Material to process:

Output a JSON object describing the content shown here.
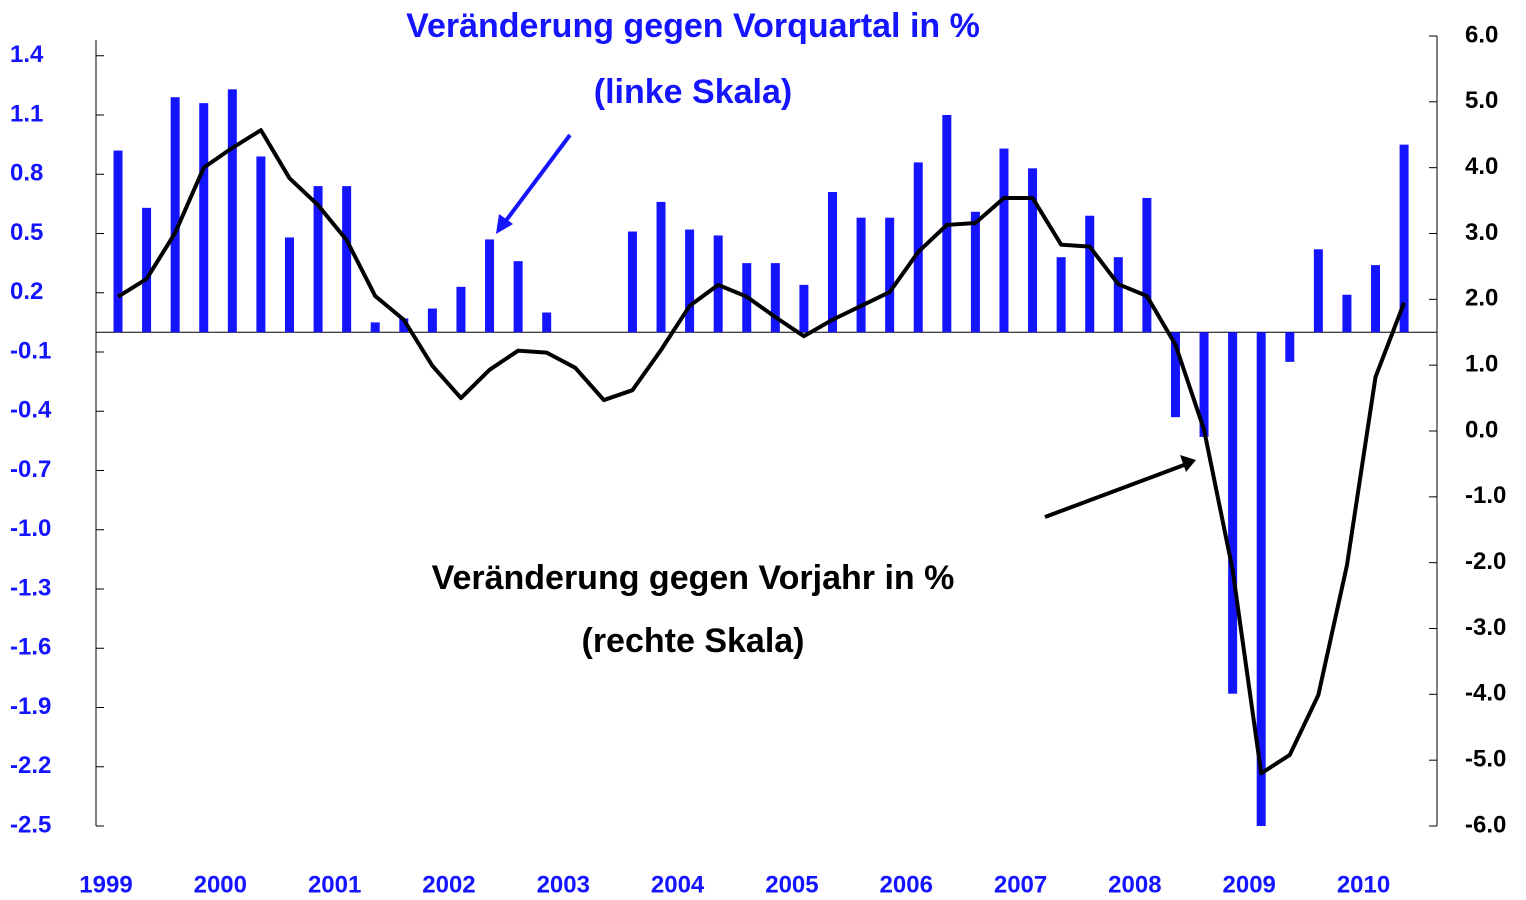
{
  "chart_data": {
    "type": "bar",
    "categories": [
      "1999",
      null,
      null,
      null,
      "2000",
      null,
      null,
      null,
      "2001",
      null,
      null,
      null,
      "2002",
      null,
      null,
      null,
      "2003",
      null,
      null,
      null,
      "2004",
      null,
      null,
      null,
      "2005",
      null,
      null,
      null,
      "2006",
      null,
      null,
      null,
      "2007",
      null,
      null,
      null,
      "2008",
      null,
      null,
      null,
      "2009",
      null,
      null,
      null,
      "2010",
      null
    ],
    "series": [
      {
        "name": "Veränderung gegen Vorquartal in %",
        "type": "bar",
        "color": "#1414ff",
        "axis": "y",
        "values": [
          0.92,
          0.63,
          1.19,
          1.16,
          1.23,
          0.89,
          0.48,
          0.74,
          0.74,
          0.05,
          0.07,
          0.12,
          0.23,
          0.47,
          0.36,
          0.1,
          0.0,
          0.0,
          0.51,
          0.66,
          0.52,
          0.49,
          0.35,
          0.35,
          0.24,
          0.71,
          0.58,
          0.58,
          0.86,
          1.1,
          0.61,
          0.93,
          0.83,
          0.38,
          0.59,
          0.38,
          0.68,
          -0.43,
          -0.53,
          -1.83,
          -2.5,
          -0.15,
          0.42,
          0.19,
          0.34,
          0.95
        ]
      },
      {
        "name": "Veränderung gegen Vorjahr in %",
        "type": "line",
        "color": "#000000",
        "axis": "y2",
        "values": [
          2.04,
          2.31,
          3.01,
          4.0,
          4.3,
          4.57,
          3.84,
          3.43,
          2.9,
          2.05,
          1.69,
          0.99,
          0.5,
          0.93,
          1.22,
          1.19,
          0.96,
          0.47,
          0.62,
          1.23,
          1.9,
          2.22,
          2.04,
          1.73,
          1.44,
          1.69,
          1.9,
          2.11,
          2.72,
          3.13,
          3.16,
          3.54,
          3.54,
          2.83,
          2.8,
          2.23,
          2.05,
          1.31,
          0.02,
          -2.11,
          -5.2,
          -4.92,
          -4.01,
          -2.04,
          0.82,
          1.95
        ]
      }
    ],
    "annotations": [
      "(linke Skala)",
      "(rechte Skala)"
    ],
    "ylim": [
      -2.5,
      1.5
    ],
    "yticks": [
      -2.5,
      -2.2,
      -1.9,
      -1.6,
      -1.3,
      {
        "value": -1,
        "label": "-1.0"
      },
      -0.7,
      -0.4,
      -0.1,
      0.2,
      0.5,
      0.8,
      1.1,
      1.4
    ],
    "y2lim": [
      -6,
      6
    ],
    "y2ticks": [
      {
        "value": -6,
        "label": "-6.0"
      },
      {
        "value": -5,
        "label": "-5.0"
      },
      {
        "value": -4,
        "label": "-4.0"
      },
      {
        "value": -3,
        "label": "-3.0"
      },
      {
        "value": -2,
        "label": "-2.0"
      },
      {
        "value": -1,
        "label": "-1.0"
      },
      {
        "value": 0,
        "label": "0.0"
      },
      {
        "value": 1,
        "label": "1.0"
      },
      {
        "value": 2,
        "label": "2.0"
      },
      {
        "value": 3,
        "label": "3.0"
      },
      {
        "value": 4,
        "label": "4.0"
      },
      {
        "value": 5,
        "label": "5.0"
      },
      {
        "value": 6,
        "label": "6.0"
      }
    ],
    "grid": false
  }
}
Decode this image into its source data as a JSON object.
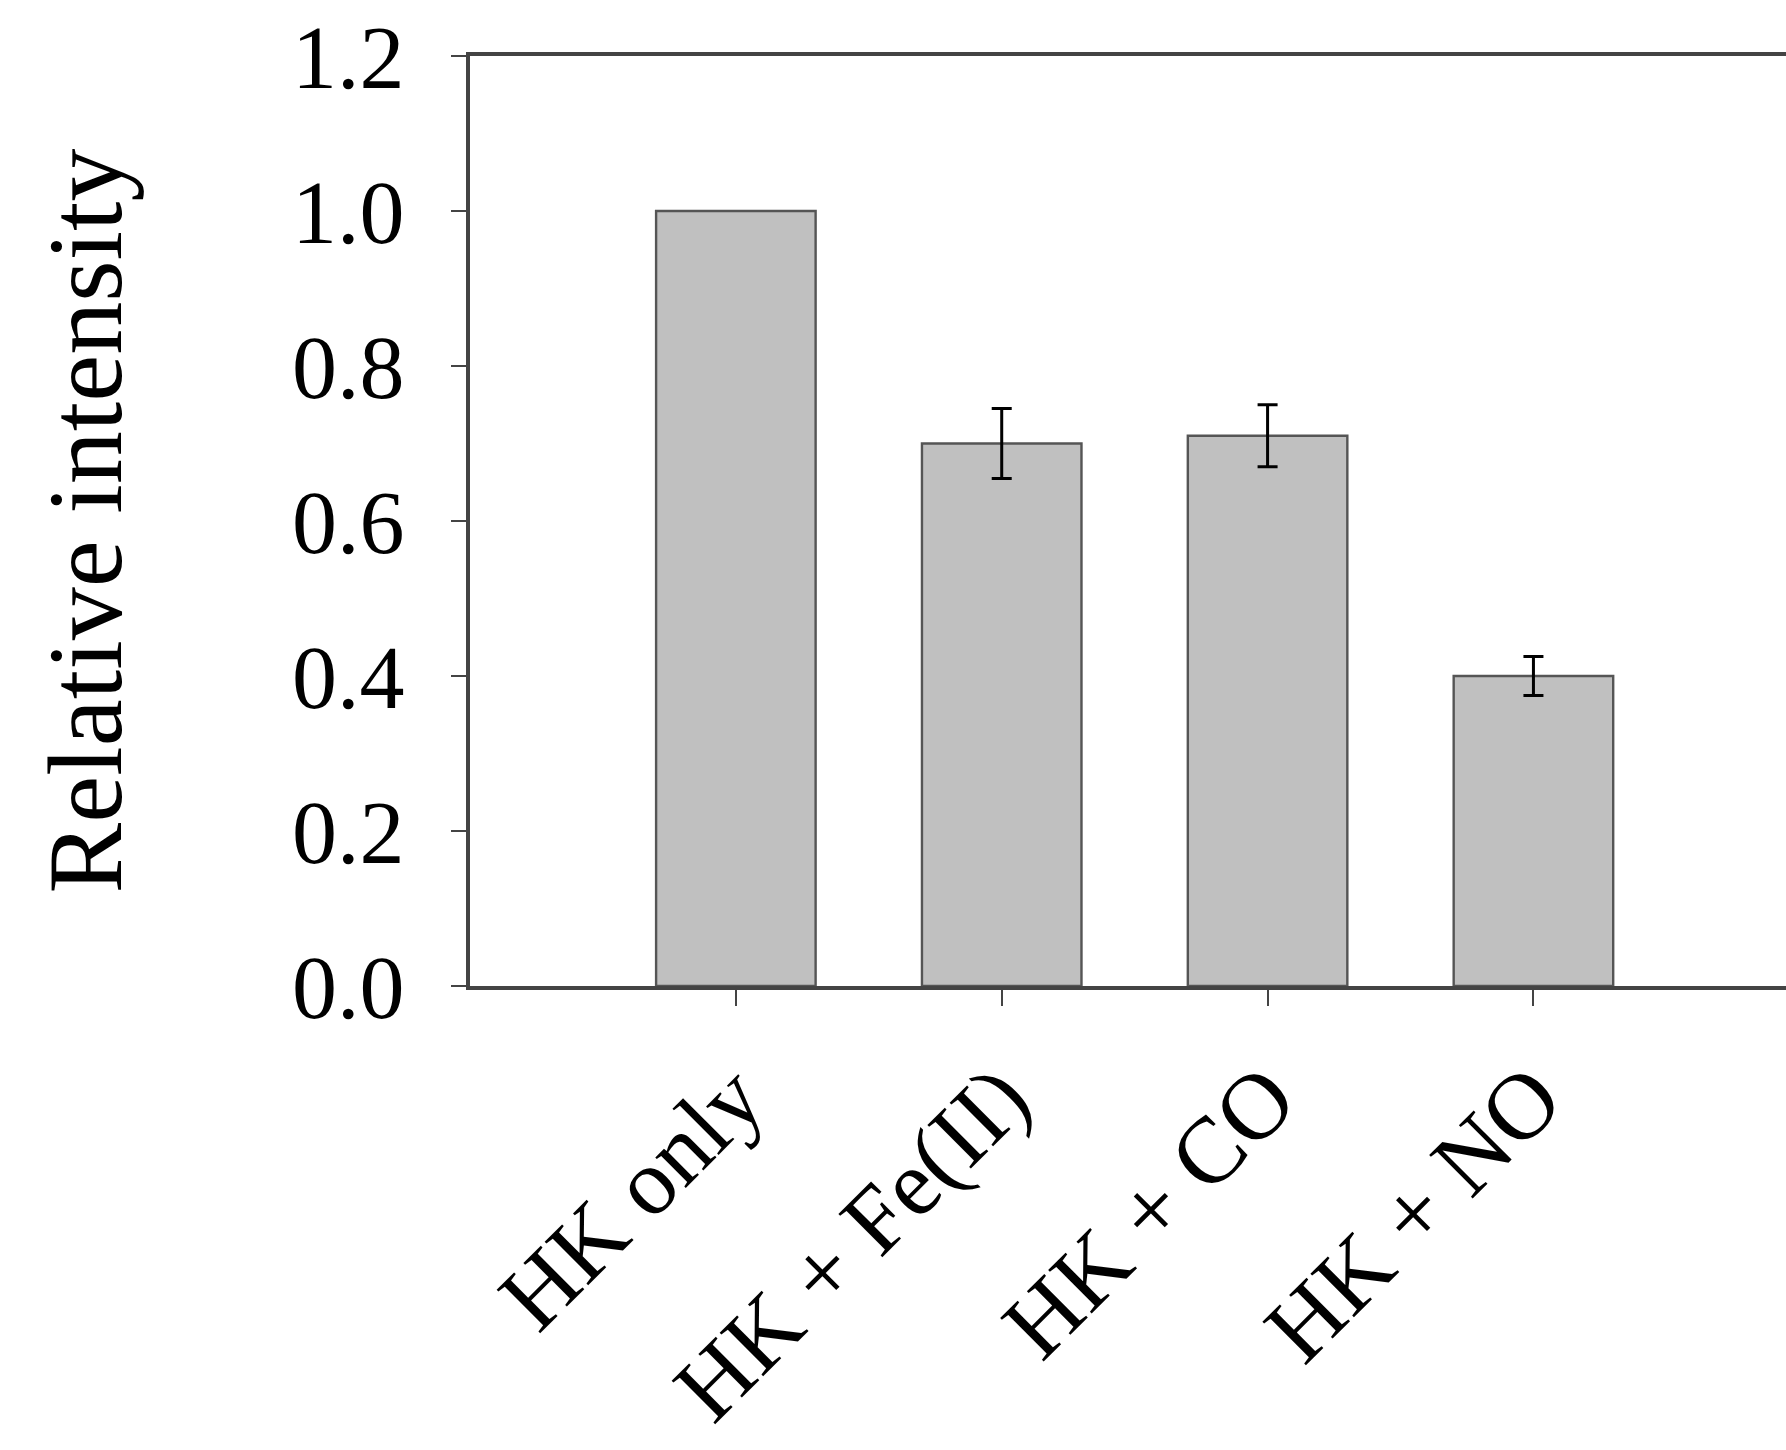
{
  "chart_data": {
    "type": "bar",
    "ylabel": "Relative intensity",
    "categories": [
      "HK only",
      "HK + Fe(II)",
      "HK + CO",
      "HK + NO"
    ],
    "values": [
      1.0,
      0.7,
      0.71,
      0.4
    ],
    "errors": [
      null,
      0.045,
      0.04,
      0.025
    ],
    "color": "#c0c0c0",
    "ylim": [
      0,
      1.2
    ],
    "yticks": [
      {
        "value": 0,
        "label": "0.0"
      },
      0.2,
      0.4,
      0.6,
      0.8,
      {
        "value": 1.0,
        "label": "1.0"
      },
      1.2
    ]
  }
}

---

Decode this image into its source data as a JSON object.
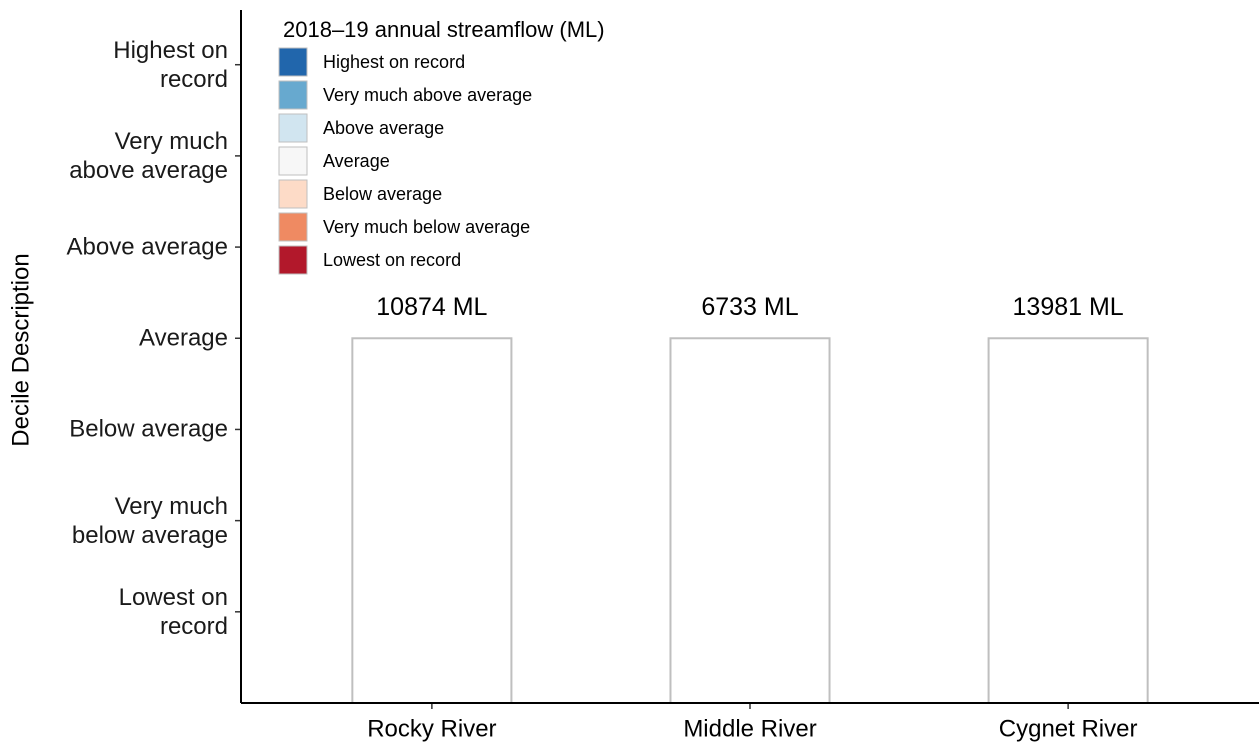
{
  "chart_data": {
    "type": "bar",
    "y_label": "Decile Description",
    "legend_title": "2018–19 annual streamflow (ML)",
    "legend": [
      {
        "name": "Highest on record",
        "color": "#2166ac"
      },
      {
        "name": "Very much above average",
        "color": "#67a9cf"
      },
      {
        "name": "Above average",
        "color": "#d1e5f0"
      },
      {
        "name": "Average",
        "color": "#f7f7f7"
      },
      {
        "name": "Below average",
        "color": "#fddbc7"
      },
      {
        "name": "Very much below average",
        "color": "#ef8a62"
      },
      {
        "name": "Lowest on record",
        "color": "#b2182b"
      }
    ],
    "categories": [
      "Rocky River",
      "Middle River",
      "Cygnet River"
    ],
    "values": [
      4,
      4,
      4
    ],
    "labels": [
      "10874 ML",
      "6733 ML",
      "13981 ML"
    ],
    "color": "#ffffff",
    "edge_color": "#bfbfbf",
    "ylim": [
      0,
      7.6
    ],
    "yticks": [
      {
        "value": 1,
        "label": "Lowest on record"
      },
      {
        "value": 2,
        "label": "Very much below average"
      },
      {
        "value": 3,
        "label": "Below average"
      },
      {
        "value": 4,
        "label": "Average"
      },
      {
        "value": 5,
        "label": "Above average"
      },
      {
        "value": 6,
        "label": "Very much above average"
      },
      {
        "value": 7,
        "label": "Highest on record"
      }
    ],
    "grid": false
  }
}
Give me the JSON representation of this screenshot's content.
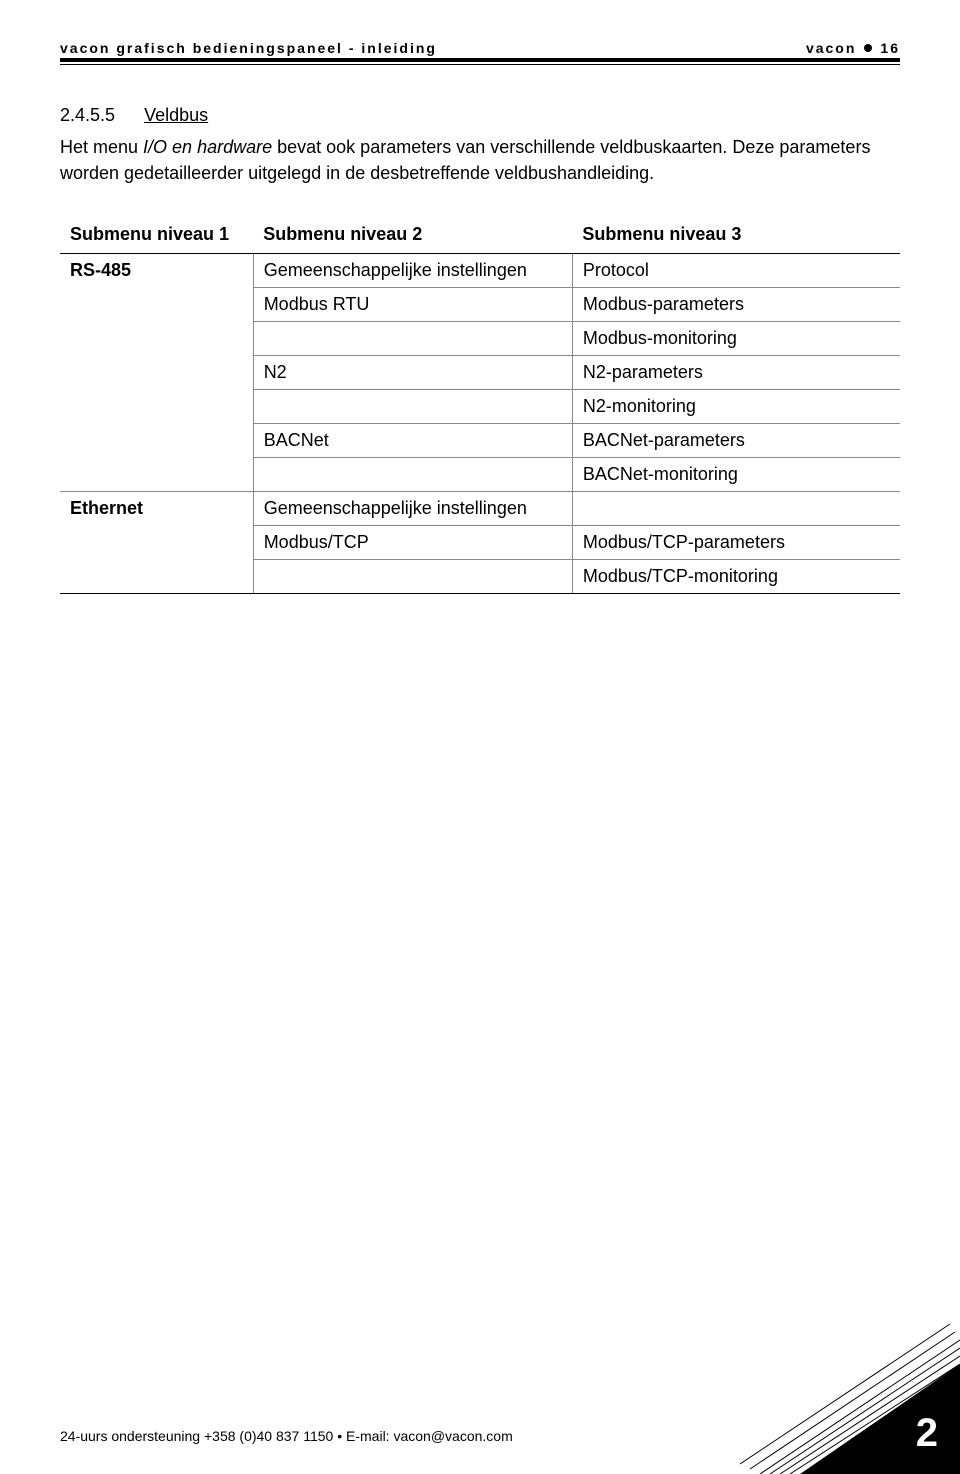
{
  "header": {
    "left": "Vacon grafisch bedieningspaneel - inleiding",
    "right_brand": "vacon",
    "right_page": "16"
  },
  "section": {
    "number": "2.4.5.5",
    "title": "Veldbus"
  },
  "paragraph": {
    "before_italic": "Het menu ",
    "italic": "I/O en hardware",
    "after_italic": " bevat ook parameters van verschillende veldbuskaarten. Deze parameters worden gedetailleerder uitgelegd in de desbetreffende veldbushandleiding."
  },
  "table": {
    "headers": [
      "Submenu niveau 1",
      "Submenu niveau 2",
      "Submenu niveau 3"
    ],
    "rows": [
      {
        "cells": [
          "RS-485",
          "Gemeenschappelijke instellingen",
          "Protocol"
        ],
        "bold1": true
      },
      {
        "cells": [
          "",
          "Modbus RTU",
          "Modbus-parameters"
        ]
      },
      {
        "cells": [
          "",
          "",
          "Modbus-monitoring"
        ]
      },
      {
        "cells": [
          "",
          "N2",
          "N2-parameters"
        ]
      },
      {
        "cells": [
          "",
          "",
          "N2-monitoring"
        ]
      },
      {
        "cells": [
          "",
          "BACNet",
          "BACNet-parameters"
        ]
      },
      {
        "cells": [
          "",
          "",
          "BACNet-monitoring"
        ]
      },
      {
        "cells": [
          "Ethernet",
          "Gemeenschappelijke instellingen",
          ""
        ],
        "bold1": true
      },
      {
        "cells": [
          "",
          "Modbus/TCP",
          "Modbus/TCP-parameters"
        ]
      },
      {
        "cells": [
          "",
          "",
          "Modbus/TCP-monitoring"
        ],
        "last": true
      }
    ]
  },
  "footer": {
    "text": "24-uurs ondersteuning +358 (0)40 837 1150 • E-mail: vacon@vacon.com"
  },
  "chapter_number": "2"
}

Your objective:
Look through the data above. Copy every line with the string "JSON" in it.

Output for this exercise:
Output a JSON object describing the content shown here.
Decode this image into its source data as a JSON object.
Decode this image into its source data as a JSON object.
Give me the JSON representation of this screenshot's content.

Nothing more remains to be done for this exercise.